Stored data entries
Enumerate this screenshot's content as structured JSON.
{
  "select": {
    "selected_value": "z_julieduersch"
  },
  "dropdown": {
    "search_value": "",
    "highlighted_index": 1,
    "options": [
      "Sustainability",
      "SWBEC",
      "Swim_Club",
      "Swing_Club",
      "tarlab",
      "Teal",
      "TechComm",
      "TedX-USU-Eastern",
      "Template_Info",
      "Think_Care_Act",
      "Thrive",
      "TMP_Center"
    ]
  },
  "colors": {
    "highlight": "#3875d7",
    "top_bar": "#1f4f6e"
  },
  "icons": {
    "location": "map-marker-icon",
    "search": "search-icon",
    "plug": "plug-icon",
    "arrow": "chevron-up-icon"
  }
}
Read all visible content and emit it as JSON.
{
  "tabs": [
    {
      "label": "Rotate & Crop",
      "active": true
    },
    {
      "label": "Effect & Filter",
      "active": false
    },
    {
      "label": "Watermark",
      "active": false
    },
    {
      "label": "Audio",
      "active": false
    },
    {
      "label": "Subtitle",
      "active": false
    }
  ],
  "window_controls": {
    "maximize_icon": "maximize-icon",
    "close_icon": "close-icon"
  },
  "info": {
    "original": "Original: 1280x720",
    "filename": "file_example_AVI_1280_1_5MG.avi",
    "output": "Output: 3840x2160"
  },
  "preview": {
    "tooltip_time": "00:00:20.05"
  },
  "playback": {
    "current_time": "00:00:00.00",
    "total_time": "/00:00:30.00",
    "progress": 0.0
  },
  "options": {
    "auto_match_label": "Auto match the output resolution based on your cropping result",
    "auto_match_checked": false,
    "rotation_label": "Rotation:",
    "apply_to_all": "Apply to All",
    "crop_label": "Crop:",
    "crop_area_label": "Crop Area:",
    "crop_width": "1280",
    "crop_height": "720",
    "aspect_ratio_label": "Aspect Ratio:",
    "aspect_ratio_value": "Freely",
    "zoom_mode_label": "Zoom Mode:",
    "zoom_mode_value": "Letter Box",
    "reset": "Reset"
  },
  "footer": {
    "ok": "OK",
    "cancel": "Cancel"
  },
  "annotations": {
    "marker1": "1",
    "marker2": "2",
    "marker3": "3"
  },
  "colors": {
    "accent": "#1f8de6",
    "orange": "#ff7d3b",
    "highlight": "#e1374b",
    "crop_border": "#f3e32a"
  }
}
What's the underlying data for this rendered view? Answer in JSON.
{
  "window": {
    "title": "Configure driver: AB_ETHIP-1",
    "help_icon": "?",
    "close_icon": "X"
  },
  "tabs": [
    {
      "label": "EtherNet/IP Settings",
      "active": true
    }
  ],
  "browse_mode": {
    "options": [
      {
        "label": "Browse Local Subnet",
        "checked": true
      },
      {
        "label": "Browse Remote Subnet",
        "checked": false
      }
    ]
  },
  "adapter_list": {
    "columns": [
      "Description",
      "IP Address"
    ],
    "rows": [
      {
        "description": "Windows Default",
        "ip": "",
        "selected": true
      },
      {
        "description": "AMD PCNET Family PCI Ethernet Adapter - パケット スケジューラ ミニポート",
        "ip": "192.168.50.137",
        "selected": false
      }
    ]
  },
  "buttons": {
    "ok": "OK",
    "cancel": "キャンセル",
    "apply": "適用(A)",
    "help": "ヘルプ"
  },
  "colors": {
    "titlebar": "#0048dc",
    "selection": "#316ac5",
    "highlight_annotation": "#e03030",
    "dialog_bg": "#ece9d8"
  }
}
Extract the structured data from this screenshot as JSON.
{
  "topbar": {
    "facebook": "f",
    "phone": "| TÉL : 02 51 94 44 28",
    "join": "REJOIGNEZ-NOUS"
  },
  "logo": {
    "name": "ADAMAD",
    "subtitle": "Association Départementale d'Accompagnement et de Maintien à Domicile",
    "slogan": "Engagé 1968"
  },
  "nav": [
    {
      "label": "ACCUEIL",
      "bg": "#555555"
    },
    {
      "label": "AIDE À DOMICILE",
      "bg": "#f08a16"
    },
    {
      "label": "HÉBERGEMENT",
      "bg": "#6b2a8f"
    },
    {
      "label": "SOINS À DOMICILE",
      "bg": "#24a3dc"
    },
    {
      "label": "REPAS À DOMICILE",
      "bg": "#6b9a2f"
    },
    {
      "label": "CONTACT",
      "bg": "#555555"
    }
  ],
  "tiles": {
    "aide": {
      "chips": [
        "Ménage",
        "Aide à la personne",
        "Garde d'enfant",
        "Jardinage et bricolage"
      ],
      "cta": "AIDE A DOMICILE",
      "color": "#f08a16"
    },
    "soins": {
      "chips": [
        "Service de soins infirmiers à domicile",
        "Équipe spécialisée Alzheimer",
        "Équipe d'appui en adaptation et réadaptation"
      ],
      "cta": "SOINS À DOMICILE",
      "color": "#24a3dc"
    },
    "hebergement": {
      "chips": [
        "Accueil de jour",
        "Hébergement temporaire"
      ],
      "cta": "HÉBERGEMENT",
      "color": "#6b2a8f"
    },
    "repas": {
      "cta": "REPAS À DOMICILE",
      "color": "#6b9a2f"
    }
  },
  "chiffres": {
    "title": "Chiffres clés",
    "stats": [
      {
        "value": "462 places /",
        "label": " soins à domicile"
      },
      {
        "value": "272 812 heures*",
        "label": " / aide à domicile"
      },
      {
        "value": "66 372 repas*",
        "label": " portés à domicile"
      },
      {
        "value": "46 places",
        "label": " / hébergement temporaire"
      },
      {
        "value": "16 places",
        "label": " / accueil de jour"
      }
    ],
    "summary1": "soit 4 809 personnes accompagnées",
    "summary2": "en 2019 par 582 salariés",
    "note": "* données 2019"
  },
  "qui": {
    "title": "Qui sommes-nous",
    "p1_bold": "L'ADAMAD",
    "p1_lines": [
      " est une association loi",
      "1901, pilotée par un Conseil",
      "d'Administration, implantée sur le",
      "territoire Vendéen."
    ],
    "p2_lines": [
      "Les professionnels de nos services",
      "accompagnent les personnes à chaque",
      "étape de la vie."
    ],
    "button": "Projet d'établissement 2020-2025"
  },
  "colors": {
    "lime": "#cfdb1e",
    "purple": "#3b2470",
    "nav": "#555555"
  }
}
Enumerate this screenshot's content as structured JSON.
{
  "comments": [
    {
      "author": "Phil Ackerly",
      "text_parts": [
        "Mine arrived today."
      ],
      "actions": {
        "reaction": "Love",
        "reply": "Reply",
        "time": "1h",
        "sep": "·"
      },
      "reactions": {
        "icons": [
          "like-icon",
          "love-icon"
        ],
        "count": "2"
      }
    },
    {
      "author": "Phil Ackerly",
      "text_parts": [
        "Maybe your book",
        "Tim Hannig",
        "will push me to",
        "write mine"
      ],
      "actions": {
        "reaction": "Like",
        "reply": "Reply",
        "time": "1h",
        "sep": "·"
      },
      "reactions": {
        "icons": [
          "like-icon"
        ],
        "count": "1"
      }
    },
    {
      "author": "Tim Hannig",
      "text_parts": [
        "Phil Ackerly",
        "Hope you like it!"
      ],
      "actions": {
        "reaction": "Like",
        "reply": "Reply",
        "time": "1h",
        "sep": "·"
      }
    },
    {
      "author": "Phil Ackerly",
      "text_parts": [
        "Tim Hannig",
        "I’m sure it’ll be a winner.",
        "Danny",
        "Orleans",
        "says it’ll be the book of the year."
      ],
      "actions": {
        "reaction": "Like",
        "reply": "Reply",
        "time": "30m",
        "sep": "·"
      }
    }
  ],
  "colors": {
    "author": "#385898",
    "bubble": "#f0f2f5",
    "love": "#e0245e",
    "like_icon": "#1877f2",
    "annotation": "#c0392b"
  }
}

▶ Written request
Reproduce the material in full, with no word added or dropped.

▶ Result of the task
Enumerate this screenshot's content as structured JSON.
{
  "select": {
    "selected_value": "z_julieduersch"
  },
  "dropdown": {
    "search_value": "",
    "highlighted_index": 1,
    "options": [
      "Sustainability",
      "SWBEC",
      "Swim_Club",
      "Swing_Club",
      "tarlab",
      "Teal",
      "TechComm",
      "TedX-USU-Eastern",
      "Template_Info",
      "Think_Care_Act",
      "Thrive",
      "TMP_Center"
    ]
  },
  "colors": {
    "highlight": "#3875d7",
    "top_bar": "#1f4f6e"
  },
  "icons": {
    "location": "map-marker-icon",
    "search": "search-icon",
    "plug": "plug-icon",
    "arrow": "chevron-up-icon"
  }
}
Read all visible content and emit it as JSON.
{
  "tabs": [
    {
      "label": "Rotate & Crop",
      "active": true
    },
    {
      "label": "Effect & Filter",
      "active": false
    },
    {
      "label": "Watermark",
      "active": false
    },
    {
      "label": "Audio",
      "active": false
    },
    {
      "label": "Subtitle",
      "active": false
    }
  ],
  "window_controls": {
    "maximize_icon": "maximize-icon",
    "close_icon": "close-icon"
  },
  "info": {
    "original": "Original: 1280x720",
    "filename": "file_example_AVI_1280_1_5MG.avi",
    "output": "Output: 3840x2160"
  },
  "preview": {
    "tooltip_time": "00:00:20.05"
  },
  "playback": {
    "current_time": "00:00:00.00",
    "total_time": "/00:00:30.00",
    "progress": 0.0
  },
  "options": {
    "auto_match_label": "Auto match the output resolution based on your cropping result",
    "auto_match_checked": false,
    "rotation_label": "Rotation:",
    "apply_to_all": "Apply to All",
    "crop_label": "Crop:",
    "crop_area_label": "Crop Area:",
    "crop_width": "1280",
    "crop_height": "720",
    "aspect_ratio_label": "Aspect Ratio:",
    "aspect_ratio_value": "Freely",
    "zoom_mode_label": "Zoom Mode:",
    "zoom_mode_value": "Letter Box",
    "reset": "Reset"
  },
  "footer": {
    "ok": "OK",
    "cancel": "Cancel"
  },
  "annotations": {
    "marker1": "1",
    "marker2": "2",
    "marker3": "3"
  },
  "colors": {
    "accent": "#1f8de6",
    "orange": "#ff7d3b",
    "highlight": "#e1374b",
    "crop_border": "#f3e32a"
  }
}
What's the underlying data for this rendered view? Answer in JSON.
{
  "window": {
    "title": "Configure driver: AB_ETHIP-1",
    "help_icon": "?",
    "close_icon": "X"
  },
  "tabs": [
    {
      "label": "EtherNet/IP Settings",
      "active": true
    }
  ],
  "browse_mode": {
    "options": [
      {
        "label": "Browse Local Subnet",
        "checked": true
      },
      {
        "label": "Browse Remote Subnet",
        "checked": false
      }
    ]
  },
  "adapter_list": {
    "columns": [
      "Description",
      "IP Address"
    ],
    "rows": [
      {
        "description": "Windows Default",
        "ip": "",
        "selected": true
      },
      {
        "description": "AMD PCNET Family PCI Ethernet Adapter - パケット スケジューラ ミニポート",
        "ip": "192.168.50.137",
        "selected": false
      }
    ]
  },
  "buttons": {
    "ok": "OK",
    "cancel": "キャンセル",
    "apply": "適用(A)",
    "help": "ヘルプ"
  },
  "colors": {
    "titlebar": "#0048dc",
    "selection": "#316ac5",
    "highlight_annotation": "#e03030",
    "dialog_bg": "#ece9d8"
  }
}
Extract the structured data from this screenshot as JSON.
{
  "topbar": {
    "facebook": "f",
    "phone": "| TÉL : 02 51 94 44 28",
    "join": "REJOIGNEZ-NOUS"
  },
  "logo": {
    "name": "ADAMAD",
    "subtitle": "Association Départementale d'Accompagnement et de Maintien à Domicile",
    "slogan": "Engagé 1968"
  },
  "nav": [
    {
      "label": "ACCUEIL",
      "bg": "#555555"
    },
    {
      "label": "AIDE À DOMICILE",
      "bg": "#f08a16"
    },
    {
      "label": "HÉBERGEMENT",
      "bg": "#6b2a8f"
    },
    {
      "label": "SOINS À DOMICILE",
      "bg": "#24a3dc"
    },
    {
      "label": "REPAS À DOMICILE",
      "bg": "#6b9a2f"
    },
    {
      "label": "CONTACT",
      "bg": "#555555"
    }
  ],
  "tiles": {
    "aide": {
      "chips": [
        "Ménage",
        "Aide à la personne",
        "Garde d'enfant",
        "Jardinage et bricolage"
      ],
      "cta": "AIDE A DOMICILE",
      "color": "#f08a16"
    },
    "soins": {
      "chips": [
        "Service de soins infirmiers à domicile",
        "Équipe spécialisée Alzheimer",
        "Équipe d'appui en adaptation et réadaptation"
      ],
      "cta": "SOINS À DOMICILE",
      "color": "#24a3dc"
    },
    "hebergement": {
      "chips": [
        "Accueil de jour",
        "Hébergement temporaire"
      ],
      "cta": "HÉBERGEMENT",
      "color": "#6b2a8f"
    },
    "repas": {
      "cta": "REPAS À DOMICILE",
      "color": "#6b9a2f"
    }
  },
  "chiffres": {
    "title": "Chiffres clés",
    "stats": [
      {
        "value": "462 places /",
        "label": " soins à domicile"
      },
      {
        "value": "272 812 heures*",
        "label": " / aide à domicile"
      },
      {
        "value": "66 372 repas*",
        "label": " portés à domicile"
      },
      {
        "value": "46 places",
        "label": " / hébergement temporaire"
      },
      {
        "value": "16 places",
        "label": " / accueil de jour"
      }
    ],
    "summary1": "soit 4 809 personnes accompagnées",
    "summary2": "en 2019 par 582 salariés",
    "note": "* données 2019"
  },
  "qui": {
    "title": "Qui sommes-nous",
    "p1_bold": "L'ADAMAD",
    "p1_lines": [
      " est une association loi",
      "1901, pilotée par un Conseil",
      "d'Administration, implantée sur le",
      "territoire Vendéen."
    ],
    "p2_lines": [
      "Les professionnels de nos services",
      "accompagnent les personnes à chaque",
      "étape de la vie."
    ],
    "button": "Projet d'établissement 2020-2025"
  },
  "colors": {
    "lime": "#cfdb1e",
    "purple": "#3b2470",
    "nav": "#555555"
  }
}
Enumerate this screenshot's content as structured JSON.
{
  "comments": [
    {
      "author": "Phil Ackerly",
      "text_parts": [
        "Mine arrived today."
      ],
      "actions": {
        "reaction": "Love",
        "reply": "Reply",
        "time": "1h",
        "sep": "·"
      },
      "reactions": {
        "icons": [
          "like-icon",
          "love-icon"
        ],
        "count": "2"
      }
    },
    {
      "author": "Phil Ackerly",
      "text_parts": [
        "Maybe your book",
        "Tim Hannig",
        "will push me to",
        "write mine"
      ],
      "actions": {
        "reaction": "Like",
        "reply": "Reply",
        "time": "1h",
        "sep": "·"
      },
      "reactions": {
        "icons": [
          "like-icon"
        ],
        "count": "1"
      }
    },
    {
      "author": "Tim Hannig",
      "text_parts": [
        "Phil Ackerly",
        "Hope you like it!"
      ],
      "actions": {
        "reaction": "Like",
        "reply": "Reply",
        "time": "1h",
        "sep": "·"
      }
    },
    {
      "author": "Phil Ackerly",
      "text_parts": [
        "Tim Hannig",
        "I’m sure it’ll be a winner.",
        "Danny",
        "Orleans",
        "says it’ll be the book of the year."
      ],
      "actions": {
        "reaction": "Like",
        "reply": "Reply",
        "time": "30m",
        "sep": "·"
      }
    }
  ],
  "colors": {
    "author": "#385898",
    "bubble": "#f0f2f5",
    "love": "#e0245e",
    "like_icon": "#1877f2",
    "annotation": "#c0392b"
  }
}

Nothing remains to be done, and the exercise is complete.